Recorded data:
....
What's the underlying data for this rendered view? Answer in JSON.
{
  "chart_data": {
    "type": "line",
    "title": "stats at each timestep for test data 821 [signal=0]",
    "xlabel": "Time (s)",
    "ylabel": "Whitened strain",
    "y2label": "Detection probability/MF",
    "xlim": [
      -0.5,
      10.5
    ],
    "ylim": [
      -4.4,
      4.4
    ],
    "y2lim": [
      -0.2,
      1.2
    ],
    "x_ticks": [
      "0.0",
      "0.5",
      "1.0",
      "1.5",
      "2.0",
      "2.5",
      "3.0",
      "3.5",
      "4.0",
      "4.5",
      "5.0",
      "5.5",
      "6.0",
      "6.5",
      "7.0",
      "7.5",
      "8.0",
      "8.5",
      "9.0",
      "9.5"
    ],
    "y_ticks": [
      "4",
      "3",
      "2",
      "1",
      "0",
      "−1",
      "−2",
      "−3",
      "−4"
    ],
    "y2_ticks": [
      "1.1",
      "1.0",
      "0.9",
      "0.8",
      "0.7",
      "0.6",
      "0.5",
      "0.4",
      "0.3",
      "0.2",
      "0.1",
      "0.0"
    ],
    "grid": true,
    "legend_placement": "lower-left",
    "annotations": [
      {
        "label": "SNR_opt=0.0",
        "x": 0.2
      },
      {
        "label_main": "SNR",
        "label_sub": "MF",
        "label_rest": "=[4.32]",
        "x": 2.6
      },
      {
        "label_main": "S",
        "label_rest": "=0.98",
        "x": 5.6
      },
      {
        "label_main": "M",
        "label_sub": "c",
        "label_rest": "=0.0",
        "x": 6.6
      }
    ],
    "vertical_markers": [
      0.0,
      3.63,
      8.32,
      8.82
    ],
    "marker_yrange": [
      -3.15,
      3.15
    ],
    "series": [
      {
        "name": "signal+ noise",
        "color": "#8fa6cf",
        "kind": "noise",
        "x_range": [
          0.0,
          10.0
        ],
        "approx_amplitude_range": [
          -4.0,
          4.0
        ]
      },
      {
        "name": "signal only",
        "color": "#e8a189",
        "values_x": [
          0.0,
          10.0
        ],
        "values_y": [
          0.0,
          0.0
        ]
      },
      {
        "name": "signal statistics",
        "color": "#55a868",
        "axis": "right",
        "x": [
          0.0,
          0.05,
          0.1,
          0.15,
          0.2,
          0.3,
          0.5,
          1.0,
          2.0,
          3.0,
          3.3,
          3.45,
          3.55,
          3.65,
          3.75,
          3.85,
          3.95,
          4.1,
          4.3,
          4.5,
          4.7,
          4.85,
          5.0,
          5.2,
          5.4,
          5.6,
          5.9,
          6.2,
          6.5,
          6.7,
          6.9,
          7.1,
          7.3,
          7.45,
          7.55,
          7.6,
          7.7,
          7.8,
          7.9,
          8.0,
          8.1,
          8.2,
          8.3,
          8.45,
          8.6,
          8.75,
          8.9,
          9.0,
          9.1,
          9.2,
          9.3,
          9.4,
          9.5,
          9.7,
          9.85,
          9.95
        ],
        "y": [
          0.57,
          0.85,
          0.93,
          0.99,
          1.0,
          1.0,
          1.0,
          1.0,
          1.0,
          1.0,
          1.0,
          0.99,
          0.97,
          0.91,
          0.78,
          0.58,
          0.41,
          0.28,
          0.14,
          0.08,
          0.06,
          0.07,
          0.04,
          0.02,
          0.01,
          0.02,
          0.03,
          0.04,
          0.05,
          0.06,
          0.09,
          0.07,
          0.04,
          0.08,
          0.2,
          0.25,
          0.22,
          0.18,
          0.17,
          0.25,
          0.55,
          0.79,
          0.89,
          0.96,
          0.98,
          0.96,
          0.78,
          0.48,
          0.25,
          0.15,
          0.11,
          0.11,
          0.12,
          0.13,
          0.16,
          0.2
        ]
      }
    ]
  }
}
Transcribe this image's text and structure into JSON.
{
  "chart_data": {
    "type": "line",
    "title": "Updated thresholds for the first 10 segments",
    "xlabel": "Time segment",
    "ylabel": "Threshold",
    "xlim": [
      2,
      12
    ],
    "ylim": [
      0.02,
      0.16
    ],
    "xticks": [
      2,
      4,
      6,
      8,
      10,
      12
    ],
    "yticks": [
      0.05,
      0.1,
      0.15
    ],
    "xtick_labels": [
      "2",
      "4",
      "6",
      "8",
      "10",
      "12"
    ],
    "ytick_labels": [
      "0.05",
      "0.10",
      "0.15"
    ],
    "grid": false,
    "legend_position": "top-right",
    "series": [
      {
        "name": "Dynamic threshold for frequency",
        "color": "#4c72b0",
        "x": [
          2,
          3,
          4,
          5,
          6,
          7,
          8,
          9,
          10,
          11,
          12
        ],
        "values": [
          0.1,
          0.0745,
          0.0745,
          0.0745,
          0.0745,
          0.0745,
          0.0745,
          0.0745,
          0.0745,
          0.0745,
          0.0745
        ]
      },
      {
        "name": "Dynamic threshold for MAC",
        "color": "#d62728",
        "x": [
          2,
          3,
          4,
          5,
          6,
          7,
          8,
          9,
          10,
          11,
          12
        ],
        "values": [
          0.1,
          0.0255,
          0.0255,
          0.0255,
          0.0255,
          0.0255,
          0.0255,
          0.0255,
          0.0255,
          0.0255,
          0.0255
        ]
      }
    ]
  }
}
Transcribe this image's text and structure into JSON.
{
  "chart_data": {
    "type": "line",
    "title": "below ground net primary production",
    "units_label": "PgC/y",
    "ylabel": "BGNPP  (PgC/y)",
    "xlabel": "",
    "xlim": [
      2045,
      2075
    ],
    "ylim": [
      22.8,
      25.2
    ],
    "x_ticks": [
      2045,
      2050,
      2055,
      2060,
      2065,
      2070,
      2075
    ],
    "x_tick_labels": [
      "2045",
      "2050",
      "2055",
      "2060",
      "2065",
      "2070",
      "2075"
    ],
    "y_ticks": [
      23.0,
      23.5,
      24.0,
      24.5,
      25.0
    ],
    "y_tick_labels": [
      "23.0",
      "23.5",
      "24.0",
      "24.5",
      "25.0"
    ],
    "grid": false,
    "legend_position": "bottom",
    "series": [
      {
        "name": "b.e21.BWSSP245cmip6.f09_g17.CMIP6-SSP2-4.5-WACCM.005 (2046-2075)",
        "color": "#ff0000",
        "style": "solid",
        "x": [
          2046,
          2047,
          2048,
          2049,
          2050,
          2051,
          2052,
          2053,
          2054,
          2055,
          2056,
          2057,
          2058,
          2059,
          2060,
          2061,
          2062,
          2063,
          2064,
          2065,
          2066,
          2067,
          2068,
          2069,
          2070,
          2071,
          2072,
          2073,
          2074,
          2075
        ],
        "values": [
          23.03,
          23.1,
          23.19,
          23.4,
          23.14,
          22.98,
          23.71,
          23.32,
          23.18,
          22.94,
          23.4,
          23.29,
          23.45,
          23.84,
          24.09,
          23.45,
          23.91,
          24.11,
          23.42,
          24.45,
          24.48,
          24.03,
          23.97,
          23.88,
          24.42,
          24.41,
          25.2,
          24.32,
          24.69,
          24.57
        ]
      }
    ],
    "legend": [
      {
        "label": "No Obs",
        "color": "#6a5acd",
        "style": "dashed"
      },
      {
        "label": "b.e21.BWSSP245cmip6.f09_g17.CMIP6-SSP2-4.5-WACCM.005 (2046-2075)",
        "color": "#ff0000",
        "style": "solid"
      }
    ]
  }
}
....
Word for word, extract all the records.

- EXPECTED ANSWER -
What's the underlying data for this rendered view? Answer in JSON.
{
  "chart_data": {
    "type": "line",
    "title": "stats at each timestep for test data 821 [signal=0]",
    "xlabel": "Time (s)",
    "ylabel": "Whitened strain",
    "y2label": "Detection probability/MF",
    "xlim": [
      -0.5,
      10.5
    ],
    "ylim": [
      -4.4,
      4.4
    ],
    "y2lim": [
      -0.2,
      1.2
    ],
    "x_ticks": [
      "0.0",
      "0.5",
      "1.0",
      "1.5",
      "2.0",
      "2.5",
      "3.0",
      "3.5",
      "4.0",
      "4.5",
      "5.0",
      "5.5",
      "6.0",
      "6.5",
      "7.0",
      "7.5",
      "8.0",
      "8.5",
      "9.0",
      "9.5"
    ],
    "y_ticks": [
      "4",
      "3",
      "2",
      "1",
      "0",
      "−1",
      "−2",
      "−3",
      "−4"
    ],
    "y2_ticks": [
      "1.1",
      "1.0",
      "0.9",
      "0.8",
      "0.7",
      "0.6",
      "0.5",
      "0.4",
      "0.3",
      "0.2",
      "0.1",
      "0.0"
    ],
    "grid": true,
    "legend_placement": "lower-left",
    "annotations": [
      {
        "label": "SNR_opt=0.0",
        "x": 0.2
      },
      {
        "label_main": "SNR",
        "label_sub": "MF",
        "label_rest": "=[4.32]",
        "x": 2.6
      },
      {
        "label_main": "S",
        "label_rest": "=0.98",
        "x": 5.6
      },
      {
        "label_main": "M",
        "label_sub": "c",
        "label_rest": "=0.0",
        "x": 6.6
      }
    ],
    "vertical_markers": [
      0.0,
      3.63,
      8.32,
      8.82
    ],
    "marker_yrange": [
      -3.15,
      3.15
    ],
    "series": [
      {
        "name": "signal+ noise",
        "color": "#8fa6cf",
        "kind": "noise",
        "x_range": [
          0.0,
          10.0
        ],
        "approx_amplitude_range": [
          -4.0,
          4.0
        ]
      },
      {
        "name": "signal only",
        "color": "#e8a189",
        "values_x": [
          0.0,
          10.0
        ],
        "values_y": [
          0.0,
          0.0
        ]
      },
      {
        "name": "signal statistics",
        "color": "#55a868",
        "axis": "right",
        "x": [
          0.0,
          0.05,
          0.1,
          0.15,
          0.2,
          0.3,
          0.5,
          1.0,
          2.0,
          3.0,
          3.3,
          3.45,
          3.55,
          3.65,
          3.75,
          3.85,
          3.95,
          4.1,
          4.3,
          4.5,
          4.7,
          4.85,
          5.0,
          5.2,
          5.4,
          5.6,
          5.9,
          6.2,
          6.5,
          6.7,
          6.9,
          7.1,
          7.3,
          7.45,
          7.55,
          7.6,
          7.7,
          7.8,
          7.9,
          8.0,
          8.1,
          8.2,
          8.3,
          8.45,
          8.6,
          8.75,
          8.9,
          9.0,
          9.1,
          9.2,
          9.3,
          9.4,
          9.5,
          9.7,
          9.85,
          9.95
        ],
        "y": [
          0.57,
          0.85,
          0.93,
          0.99,
          1.0,
          1.0,
          1.0,
          1.0,
          1.0,
          1.0,
          1.0,
          0.99,
          0.97,
          0.91,
          0.78,
          0.58,
          0.41,
          0.28,
          0.14,
          0.08,
          0.06,
          0.07,
          0.04,
          0.02,
          0.01,
          0.02,
          0.03,
          0.04,
          0.05,
          0.06,
          0.09,
          0.07,
          0.04,
          0.08,
          0.2,
          0.25,
          0.22,
          0.18,
          0.17,
          0.25,
          0.55,
          0.79,
          0.89,
          0.96,
          0.98,
          0.96,
          0.78,
          0.48,
          0.25,
          0.15,
          0.11,
          0.11,
          0.12,
          0.13,
          0.16,
          0.2
        ]
      }
    ]
  }
}
Transcribe this image's text and structure into JSON.
{
  "chart_data": {
    "type": "line",
    "title": "Updated thresholds for the first 10 segments",
    "xlabel": "Time segment",
    "ylabel": "Threshold",
    "xlim": [
      2,
      12
    ],
    "ylim": [
      0.02,
      0.16
    ],
    "xticks": [
      2,
      4,
      6,
      8,
      10,
      12
    ],
    "yticks": [
      0.05,
      0.1,
      0.15
    ],
    "xtick_labels": [
      "2",
      "4",
      "6",
      "8",
      "10",
      "12"
    ],
    "ytick_labels": [
      "0.05",
      "0.10",
      "0.15"
    ],
    "grid": false,
    "legend_position": "top-right",
    "series": [
      {
        "name": "Dynamic threshold for frequency",
        "color": "#4c72b0",
        "x": [
          2,
          3,
          4,
          5,
          6,
          7,
          8,
          9,
          10,
          11,
          12
        ],
        "values": [
          0.1,
          0.0745,
          0.0745,
          0.0745,
          0.0745,
          0.0745,
          0.0745,
          0.0745,
          0.0745,
          0.0745,
          0.0745
        ]
      },
      {
        "name": "Dynamic threshold for MAC",
        "color": "#d62728",
        "x": [
          2,
          3,
          4,
          5,
          6,
          7,
          8,
          9,
          10,
          11,
          12
        ],
        "values": [
          0.1,
          0.0255,
          0.0255,
          0.0255,
          0.0255,
          0.0255,
          0.0255,
          0.0255,
          0.0255,
          0.0255,
          0.0255
        ]
      }
    ]
  }
}
Transcribe this image's text and structure into JSON.
{
  "chart_data": {
    "type": "line",
    "title": "below ground net primary production",
    "units_label": "PgC/y",
    "ylabel": "BGNPP  (PgC/y)",
    "xlabel": "",
    "xlim": [
      2045,
      2075
    ],
    "ylim": [
      22.8,
      25.2
    ],
    "x_ticks": [
      2045,
      2050,
      2055,
      2060,
      2065,
      2070,
      2075
    ],
    "x_tick_labels": [
      "2045",
      "2050",
      "2055",
      "2060",
      "2065",
      "2070",
      "2075"
    ],
    "y_ticks": [
      23.0,
      23.5,
      24.0,
      24.5,
      25.0
    ],
    "y_tick_labels": [
      "23.0",
      "23.5",
      "24.0",
      "24.5",
      "25.0"
    ],
    "grid": false,
    "legend_position": "bottom",
    "series": [
      {
        "name": "b.e21.BWSSP245cmip6.f09_g17.CMIP6-SSP2-4.5-WACCM.005 (2046-2075)",
        "color": "#ff0000",
        "style": "solid",
        "x": [
          2046,
          2047,
          2048,
          2049,
          2050,
          2051,
          2052,
          2053,
          2054,
          2055,
          2056,
          2057,
          2058,
          2059,
          2060,
          2061,
          2062,
          2063,
          2064,
          2065,
          2066,
          2067,
          2068,
          2069,
          2070,
          2071,
          2072,
          2073,
          2074,
          2075
        ],
        "values": [
          23.03,
          23.1,
          23.19,
          23.4,
          23.14,
          22.98,
          23.71,
          23.32,
          23.18,
          22.94,
          23.4,
          23.29,
          23.45,
          23.84,
          24.09,
          23.45,
          23.91,
          24.11,
          23.42,
          24.45,
          24.48,
          24.03,
          23.97,
          23.88,
          24.42,
          24.41,
          25.2,
          24.32,
          24.69,
          24.57
        ]
      }
    ],
    "legend": [
      {
        "label": "No Obs",
        "color": "#6a5acd",
        "style": "dashed"
      },
      {
        "label": "b.e21.BWSSP245cmip6.f09_g17.CMIP6-SSP2-4.5-WACCM.005 (2046-2075)",
        "color": "#ff0000",
        "style": "solid"
      }
    ]
  }
}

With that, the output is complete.